**Some records**.

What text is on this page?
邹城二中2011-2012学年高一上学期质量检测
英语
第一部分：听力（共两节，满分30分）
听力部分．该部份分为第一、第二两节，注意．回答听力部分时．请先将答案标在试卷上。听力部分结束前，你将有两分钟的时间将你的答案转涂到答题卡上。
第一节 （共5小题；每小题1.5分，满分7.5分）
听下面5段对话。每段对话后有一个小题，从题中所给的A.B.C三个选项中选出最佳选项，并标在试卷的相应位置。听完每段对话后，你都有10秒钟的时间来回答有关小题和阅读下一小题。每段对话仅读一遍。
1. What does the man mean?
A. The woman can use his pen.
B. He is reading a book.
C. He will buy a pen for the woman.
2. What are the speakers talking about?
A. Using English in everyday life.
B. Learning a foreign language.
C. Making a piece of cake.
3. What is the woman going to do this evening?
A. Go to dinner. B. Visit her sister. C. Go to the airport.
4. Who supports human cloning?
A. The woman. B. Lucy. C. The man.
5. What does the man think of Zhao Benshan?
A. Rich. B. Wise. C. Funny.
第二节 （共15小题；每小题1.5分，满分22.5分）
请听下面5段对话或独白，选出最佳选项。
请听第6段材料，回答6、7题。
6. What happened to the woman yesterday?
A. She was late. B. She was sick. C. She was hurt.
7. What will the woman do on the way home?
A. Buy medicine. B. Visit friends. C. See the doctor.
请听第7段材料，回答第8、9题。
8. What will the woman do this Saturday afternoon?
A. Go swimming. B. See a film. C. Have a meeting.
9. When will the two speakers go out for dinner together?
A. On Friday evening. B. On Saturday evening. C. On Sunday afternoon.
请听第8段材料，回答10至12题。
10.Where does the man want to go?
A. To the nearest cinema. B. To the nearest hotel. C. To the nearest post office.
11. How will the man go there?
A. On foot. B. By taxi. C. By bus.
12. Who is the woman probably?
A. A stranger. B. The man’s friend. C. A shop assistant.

**Exercise goal**.
Restate every record exactly, leaving nothing out.

**Task output**.
What text is on this page?
邹城二中2011-2012学年高一上学期质量检测
英语
第一部分：听力（共两节，满分30分）
听力部分．该部份分为第一、第二两节，注意．回答听力部分时．请先将答案标在试卷上。听力部分结束前，你将有两分钟的时间将你的答案转涂到答题卡上。
第一节 （共5小题；每小题1.5分，满分7.5分）
听下面5段对话。每段对话后有一个小题，从题中所给的A.B.C三个选项中选出最佳选项，并标在试卷的相应位置。听完每段对话后，你都有10秒钟的时间来回答有关小题和阅读下一小题。每段对话仅读一遍。
1. What does the man mean?
A. The woman can use his pen.
B. He is reading a book.
C. He will buy a pen for the woman.
2. What are the speakers talking about?
A. Using English in everyday life.
B. Learning a foreign language.
C. Making a piece of cake.
3. What is the woman going to do this evening?
A. Go to dinner. B. Visit her sister. C. Go to the airport.
4. Who supports human cloning?
A. The woman. B. Lucy. C. The man.
5. What does the man think of Zhao Benshan?
A. Rich. B. Wise. C. Funny.
第二节 （共15小题；每小题1.5分，满分22.5分）
请听下面5段对话或独白，选出最佳选项。
请听第6段材料，回答6、7题。
6. What happened to the woman yesterday?
A. She was late. B. She was sick. C. She was hurt.
7. What will the woman do on the way home?
A. Buy medicine. B. Visit friends. C. See the doctor.
请听第7段材料，回答第8、9题。
8. What will the woman do this Saturday afternoon?
A. Go swimming. B. See a film. C. Have a meeting.
9. When will the two speakers go out for dinner together?
A. On Friday evening. B. On Saturday evening. C. On Sunday afternoon.
请听第8段材料，回答10至12题。
10.Where does the man want to go?
A. To the nearest cinema. B. To the nearest hotel. C. To the nearest post office.
11. How will the man go there?
A. On foot. B. By taxi. C. By bus.
12. Who is the woman probably?
A. A stranger. B. The man’s friend. C. A shop assistant.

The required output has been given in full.